[Opening Data for analysis section]
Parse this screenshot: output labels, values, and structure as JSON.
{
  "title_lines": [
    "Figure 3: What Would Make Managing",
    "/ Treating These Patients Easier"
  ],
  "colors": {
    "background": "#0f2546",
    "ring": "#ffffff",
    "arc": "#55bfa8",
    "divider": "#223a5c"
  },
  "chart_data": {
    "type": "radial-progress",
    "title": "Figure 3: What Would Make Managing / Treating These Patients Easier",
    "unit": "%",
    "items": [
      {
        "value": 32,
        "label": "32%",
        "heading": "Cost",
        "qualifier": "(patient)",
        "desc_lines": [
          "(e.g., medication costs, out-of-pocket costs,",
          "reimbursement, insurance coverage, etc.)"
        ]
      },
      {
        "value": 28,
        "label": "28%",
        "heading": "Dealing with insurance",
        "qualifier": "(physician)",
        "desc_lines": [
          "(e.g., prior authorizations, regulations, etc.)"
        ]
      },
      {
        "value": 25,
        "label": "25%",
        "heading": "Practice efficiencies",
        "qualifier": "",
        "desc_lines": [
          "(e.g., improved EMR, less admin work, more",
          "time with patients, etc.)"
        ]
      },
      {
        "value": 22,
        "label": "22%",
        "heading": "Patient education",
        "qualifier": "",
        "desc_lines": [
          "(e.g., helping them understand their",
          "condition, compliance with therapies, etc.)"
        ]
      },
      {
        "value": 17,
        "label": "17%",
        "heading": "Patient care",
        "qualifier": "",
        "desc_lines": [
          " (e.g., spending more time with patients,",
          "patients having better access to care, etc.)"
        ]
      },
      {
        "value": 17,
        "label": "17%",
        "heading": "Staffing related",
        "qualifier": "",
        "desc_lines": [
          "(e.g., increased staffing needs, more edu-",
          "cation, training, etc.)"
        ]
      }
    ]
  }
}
[Closing Data for analysis section]
**Try it**
Across the records above, how many lines hold the string "Would"? The number alone will do.

**Exercise result**
2